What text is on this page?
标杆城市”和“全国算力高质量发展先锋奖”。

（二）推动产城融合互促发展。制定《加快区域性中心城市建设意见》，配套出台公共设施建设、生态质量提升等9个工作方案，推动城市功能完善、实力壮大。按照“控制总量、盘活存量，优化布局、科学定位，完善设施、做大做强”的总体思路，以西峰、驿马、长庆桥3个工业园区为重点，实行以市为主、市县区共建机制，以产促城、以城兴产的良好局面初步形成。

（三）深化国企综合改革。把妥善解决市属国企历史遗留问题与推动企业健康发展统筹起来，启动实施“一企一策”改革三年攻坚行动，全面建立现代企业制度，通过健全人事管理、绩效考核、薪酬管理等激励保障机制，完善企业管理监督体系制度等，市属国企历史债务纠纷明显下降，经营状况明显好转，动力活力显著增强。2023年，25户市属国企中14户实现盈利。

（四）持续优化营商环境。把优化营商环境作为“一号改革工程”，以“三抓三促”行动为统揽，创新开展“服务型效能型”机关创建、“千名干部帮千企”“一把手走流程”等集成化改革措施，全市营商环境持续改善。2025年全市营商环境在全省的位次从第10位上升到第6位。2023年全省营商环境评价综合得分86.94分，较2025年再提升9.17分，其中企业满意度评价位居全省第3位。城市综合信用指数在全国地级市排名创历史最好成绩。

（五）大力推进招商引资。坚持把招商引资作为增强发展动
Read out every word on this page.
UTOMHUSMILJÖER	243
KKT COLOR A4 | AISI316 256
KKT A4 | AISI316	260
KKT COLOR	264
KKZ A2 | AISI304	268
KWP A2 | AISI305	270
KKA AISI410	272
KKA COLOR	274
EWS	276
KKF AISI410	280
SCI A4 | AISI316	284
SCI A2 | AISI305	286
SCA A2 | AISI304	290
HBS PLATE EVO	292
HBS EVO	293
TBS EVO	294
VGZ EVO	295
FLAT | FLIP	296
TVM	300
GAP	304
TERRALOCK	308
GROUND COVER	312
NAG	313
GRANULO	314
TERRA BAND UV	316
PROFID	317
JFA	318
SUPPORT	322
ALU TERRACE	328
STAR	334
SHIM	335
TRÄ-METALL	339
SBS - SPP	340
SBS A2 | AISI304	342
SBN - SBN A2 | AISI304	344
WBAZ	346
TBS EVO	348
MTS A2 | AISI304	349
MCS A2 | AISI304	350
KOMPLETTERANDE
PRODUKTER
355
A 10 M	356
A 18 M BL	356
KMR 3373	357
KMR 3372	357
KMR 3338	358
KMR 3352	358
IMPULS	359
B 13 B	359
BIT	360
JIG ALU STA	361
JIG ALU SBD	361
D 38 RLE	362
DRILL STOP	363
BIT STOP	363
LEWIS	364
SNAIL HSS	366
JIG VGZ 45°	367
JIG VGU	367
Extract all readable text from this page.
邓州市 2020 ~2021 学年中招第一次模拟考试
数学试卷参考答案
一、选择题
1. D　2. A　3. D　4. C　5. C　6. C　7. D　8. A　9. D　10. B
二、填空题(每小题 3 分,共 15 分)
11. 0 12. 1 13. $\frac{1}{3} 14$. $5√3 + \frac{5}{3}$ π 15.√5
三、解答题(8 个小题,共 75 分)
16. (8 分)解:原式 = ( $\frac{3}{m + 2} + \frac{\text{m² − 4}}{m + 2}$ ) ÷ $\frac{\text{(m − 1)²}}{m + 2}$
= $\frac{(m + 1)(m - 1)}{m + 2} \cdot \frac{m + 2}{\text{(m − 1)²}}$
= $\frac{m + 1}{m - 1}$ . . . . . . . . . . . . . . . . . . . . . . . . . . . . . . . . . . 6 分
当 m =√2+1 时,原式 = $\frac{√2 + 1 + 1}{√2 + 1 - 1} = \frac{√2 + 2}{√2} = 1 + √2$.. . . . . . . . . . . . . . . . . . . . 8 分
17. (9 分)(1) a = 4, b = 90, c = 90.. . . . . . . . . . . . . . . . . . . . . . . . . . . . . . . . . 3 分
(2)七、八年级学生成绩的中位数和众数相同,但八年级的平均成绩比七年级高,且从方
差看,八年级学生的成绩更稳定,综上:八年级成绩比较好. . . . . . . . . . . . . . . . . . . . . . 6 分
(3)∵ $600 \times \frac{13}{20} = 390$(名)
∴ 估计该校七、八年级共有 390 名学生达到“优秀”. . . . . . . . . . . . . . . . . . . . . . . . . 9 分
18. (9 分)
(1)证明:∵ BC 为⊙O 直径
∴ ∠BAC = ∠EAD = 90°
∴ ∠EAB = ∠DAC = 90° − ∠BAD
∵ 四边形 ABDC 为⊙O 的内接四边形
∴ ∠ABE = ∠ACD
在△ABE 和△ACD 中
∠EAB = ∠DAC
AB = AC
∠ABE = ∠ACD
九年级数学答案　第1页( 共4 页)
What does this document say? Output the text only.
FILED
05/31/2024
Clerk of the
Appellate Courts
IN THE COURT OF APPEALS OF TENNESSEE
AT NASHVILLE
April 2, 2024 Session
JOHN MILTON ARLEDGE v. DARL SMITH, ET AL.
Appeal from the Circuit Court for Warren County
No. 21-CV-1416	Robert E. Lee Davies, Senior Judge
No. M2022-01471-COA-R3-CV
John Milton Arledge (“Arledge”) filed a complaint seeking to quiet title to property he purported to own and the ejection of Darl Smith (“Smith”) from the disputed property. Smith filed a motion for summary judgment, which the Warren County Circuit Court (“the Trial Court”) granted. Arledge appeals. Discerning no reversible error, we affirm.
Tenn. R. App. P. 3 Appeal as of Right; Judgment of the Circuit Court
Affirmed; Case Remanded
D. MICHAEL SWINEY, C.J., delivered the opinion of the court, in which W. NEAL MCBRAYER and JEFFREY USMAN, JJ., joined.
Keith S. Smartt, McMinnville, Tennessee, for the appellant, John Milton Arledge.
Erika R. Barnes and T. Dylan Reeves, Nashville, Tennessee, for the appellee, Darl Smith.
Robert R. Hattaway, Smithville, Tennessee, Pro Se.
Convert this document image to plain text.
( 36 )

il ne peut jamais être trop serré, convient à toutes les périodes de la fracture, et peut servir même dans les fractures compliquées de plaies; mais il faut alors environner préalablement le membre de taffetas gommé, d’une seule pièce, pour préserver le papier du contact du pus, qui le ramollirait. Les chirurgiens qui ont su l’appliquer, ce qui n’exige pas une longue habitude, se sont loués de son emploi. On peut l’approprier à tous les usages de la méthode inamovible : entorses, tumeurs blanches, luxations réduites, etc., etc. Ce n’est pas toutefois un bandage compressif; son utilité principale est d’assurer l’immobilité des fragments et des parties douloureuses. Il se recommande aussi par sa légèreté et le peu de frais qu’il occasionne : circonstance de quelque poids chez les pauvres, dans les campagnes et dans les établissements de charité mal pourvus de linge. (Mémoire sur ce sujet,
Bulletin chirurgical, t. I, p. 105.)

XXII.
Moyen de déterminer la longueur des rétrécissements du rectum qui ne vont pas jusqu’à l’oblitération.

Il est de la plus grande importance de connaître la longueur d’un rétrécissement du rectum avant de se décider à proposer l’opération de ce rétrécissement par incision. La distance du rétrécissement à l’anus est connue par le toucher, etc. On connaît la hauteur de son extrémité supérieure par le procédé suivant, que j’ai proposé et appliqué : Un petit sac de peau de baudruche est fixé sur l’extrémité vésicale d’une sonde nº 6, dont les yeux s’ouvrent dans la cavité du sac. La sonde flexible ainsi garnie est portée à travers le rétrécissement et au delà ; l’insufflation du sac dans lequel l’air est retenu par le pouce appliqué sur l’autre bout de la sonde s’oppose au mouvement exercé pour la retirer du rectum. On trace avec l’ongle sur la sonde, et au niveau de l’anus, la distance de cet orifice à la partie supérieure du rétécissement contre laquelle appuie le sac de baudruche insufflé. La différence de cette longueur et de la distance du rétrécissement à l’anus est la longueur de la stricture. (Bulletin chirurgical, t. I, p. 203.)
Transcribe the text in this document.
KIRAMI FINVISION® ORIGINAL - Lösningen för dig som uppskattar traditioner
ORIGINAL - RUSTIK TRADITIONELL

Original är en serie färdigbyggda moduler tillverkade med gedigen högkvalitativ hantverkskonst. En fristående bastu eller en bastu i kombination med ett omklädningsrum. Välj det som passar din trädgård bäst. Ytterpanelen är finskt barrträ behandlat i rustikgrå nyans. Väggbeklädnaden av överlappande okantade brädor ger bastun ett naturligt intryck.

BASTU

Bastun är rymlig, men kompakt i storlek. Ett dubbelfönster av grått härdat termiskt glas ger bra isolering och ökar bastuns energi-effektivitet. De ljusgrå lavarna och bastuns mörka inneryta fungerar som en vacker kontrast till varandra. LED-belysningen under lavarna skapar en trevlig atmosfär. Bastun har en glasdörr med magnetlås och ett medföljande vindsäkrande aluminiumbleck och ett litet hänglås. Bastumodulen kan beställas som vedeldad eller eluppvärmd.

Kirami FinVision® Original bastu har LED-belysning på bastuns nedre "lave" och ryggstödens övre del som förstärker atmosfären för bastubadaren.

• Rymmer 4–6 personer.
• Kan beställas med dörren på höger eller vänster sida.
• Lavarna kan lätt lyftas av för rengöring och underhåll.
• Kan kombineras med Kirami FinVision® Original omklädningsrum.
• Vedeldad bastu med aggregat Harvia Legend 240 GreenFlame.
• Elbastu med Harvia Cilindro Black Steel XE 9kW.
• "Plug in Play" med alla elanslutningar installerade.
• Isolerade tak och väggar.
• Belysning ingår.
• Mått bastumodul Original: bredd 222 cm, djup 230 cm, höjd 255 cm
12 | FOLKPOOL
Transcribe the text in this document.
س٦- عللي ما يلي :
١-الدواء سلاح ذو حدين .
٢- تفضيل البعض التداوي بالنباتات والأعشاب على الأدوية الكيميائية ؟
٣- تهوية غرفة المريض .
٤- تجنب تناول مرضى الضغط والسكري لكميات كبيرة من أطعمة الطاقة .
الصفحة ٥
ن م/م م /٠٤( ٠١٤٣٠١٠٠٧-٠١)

☆ ☆ ☆ ☆ ☆

> Task brief: Look through the material above and pick out each line holding the word "bastuns".

> Task answer:
Bastun är rymlig, men kompakt i storlek. Ett dubbelfönster av grått härdat termiskt glas ger bra isolering och ökar bastuns energi-effektivitet. De ljusgrå lavarna och bastuns mörka inneryta fungerar som en vacker kontrast till varandra. LED-belysningen under lavarna skapar en trevlig atmosfär. Bastun har en glasdörr med magnetlås och ett medföljande vindsäkrande aluminiumbleck och ett litet hänglås. Bastumodulen kan beställas som vedeldad eller eluppvärmd.
Kirami FinVision® Original bastu har LED-belysning på bastuns nedre "lave" och ryggstödens övre del som förstärker atmosfären för bastubadaren.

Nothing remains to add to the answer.